━━━━━ SOURCE EXCERPT

By Mark Amery in programming

Don't trust the first item in the X-Forwarded-For header

Any security-related use of X-Forwarded-For (such as for rate limiting or IP-based access control) must only use IP addresses added by a trusted proxy. Using untrustworthy values can result in rate-limiter avoidance, access-control bypass, memory exhaustion, or other negative security or availability consequences.

-- MDN's X-Forwarded-For article

Short version:

  • Do not take the first IP address listed in an X-Forwarded-For header, assume it's the public IP of the end user who sent you a request, and use it for rate limiting. An attacker can usually set it to whatever they like, and bypass your rate limiting.
  • If you're going to use the end user's IP address for anything security-related, like rate limiting, and you want to get that IP address from X-Forwarded-For, then your application needs to know how many reverse proxies it is running behind (and there mustn't be a way for the end user to bypass any of those reverse proxies).
  • If your web server framework provides some function that purports to get the end user's IP address by parsing the X-Forwarded-For header, but doesn't require you to tell it how many reverse proxies it's running behind, don't trust it. It is basically guaranteed to be vulnerable to spoofing.
  • If you're behind a single reverse proxy, you want to use the last IP address listed in X-Forwarded-For. If you're behind two reverse proxies, you want the second-last IP, and so on.

Long version:

There is an irksome mistake I've seen colleagues make a couple of times in my career now: adding an IP-based rate limiter to a web application that any attacker can trivially bypass by simply adding an X-Forwarded-For header with a randomly-generated IP address to each HTTP request they send. I'm writing this blog post to explain the problem and to give me something to link to next time I inevitably see the same mistake.

Suppose you have a web application running on servers behind some sort of load balancer (or perhaps behind multiple layers of load balancers and reverse proxies, but for the sake of simplicity, let's say there's just one). You want to implement an IP-based rate limiter in the application itself[1]. For instance, let's say you want to make it so that a given IP address can only make 10 login attempts per 5 minute interval, as a way to make it harder for attackers to brute-force users' passwords.

━━━━━━━━━━

§ **WRITTEN PROBLEM 1**: According to the X-Forwarded-For post, which IP address should you use when behind a single reverse proxy?
§ **WRITTEN PROBLEM 2**: Please return each row that contains the word "equipment".

━━━━━ RECORDS TO USE

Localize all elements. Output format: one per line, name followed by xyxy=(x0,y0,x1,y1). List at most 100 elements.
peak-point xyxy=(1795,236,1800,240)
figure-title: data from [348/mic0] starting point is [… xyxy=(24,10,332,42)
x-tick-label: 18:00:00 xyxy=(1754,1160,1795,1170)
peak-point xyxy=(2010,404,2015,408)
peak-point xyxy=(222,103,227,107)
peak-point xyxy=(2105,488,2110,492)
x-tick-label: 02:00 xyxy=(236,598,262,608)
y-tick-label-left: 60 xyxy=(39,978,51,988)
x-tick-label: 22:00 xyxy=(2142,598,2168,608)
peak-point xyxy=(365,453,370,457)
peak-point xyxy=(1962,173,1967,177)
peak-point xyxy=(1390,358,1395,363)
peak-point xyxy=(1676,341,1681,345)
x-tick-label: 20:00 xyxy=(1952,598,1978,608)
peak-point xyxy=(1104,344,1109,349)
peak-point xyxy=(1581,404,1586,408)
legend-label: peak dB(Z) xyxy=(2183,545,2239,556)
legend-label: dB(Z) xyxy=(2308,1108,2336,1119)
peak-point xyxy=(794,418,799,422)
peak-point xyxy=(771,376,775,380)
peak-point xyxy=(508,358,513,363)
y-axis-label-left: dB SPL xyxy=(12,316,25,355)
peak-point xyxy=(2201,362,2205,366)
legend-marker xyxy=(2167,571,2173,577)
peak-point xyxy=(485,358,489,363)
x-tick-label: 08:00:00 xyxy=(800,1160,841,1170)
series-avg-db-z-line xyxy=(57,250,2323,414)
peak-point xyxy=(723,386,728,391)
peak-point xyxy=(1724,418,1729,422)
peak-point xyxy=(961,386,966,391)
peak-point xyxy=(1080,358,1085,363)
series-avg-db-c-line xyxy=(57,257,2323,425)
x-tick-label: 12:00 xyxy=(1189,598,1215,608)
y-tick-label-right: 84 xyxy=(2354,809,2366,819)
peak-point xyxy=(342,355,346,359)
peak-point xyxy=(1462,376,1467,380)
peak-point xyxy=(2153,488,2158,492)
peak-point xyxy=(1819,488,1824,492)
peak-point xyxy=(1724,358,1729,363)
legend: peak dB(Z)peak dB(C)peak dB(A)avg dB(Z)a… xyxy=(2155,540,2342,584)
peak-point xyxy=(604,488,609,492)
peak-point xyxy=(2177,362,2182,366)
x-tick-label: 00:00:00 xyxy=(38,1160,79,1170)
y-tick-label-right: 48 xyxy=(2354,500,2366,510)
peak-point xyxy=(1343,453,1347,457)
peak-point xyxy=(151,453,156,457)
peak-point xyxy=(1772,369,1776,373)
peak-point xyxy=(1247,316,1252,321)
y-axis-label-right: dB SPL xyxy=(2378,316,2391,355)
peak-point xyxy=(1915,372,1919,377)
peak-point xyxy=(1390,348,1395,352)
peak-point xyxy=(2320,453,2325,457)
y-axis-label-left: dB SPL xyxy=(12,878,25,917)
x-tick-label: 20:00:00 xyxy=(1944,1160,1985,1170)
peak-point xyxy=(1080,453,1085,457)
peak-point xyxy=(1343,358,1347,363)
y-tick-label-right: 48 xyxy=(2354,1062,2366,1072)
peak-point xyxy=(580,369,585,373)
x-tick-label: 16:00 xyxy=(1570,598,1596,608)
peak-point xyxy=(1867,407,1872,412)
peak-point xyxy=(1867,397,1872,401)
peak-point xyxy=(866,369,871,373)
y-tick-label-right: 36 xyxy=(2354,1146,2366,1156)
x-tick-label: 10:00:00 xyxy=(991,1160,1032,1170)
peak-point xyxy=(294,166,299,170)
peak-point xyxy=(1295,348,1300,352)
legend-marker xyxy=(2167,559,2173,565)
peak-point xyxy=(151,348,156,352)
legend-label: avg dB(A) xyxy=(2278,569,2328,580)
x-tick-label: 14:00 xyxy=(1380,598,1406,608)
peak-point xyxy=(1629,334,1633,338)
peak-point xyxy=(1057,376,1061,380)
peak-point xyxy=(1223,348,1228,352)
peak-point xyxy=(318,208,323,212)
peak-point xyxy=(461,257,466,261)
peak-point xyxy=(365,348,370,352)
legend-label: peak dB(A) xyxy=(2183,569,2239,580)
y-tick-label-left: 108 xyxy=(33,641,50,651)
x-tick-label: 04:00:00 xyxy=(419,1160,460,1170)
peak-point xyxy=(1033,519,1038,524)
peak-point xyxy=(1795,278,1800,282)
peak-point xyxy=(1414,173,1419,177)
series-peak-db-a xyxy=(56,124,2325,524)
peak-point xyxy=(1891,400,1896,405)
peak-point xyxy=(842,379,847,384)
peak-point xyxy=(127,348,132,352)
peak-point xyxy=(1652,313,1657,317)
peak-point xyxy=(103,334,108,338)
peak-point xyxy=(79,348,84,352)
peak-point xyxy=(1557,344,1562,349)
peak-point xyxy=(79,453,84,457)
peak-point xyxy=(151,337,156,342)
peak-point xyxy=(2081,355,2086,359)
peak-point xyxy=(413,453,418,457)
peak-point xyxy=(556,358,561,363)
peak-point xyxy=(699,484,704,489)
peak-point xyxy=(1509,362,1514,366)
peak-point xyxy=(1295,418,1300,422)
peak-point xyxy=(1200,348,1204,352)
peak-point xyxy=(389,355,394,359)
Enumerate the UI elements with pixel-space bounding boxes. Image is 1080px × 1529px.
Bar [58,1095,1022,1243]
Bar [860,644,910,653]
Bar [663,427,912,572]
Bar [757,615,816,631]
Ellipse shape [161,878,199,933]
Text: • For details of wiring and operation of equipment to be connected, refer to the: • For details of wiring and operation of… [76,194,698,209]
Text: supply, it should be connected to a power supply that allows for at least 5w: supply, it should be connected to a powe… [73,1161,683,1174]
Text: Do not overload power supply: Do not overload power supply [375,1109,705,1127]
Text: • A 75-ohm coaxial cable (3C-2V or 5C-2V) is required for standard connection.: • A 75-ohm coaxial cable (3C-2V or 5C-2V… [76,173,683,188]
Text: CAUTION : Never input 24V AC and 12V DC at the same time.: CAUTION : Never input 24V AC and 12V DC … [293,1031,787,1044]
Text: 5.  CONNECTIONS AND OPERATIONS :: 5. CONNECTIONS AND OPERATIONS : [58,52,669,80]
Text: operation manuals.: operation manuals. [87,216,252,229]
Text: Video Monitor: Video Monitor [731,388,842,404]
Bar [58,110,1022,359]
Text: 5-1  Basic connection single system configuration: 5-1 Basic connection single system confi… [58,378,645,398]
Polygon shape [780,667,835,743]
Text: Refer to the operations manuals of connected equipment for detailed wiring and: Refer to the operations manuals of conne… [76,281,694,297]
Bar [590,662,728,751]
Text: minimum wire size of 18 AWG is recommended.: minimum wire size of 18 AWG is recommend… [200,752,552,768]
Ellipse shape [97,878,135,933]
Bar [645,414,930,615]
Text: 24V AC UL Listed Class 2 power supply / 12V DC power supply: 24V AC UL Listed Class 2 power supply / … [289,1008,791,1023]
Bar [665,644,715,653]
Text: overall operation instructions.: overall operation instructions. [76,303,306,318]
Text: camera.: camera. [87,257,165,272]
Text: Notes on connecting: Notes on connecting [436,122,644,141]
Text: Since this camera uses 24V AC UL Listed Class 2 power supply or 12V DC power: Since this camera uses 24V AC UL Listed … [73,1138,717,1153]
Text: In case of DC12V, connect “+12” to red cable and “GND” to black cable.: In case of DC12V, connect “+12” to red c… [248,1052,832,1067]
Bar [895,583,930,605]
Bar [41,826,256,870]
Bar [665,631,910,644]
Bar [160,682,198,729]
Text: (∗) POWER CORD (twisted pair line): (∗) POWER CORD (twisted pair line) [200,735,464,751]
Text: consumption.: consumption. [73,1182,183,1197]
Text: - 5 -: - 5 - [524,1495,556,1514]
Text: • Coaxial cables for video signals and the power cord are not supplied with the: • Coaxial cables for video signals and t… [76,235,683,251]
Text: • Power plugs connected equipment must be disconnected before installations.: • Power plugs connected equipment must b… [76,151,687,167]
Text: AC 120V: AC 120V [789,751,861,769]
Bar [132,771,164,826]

━━━━━━━━━━

§ **EXERCISE RESULT 1**: The last IP address listed in X-Forwarded-For.

§ **EXERCISE RESULT 2**:
Text: • For details of wiring and operation of equipment to be connected, refer to the: • For details of wiring and operation of… [76,194,698,209]
Text: Refer to the operations manuals of connected equipment for detailed wiring and: Refer to the operations manuals of conne… [76,281,694,297]
Text: • Power plugs connected equipment must be disconnected before installations.: • Power plugs connected equipment must b… [76,151,687,167]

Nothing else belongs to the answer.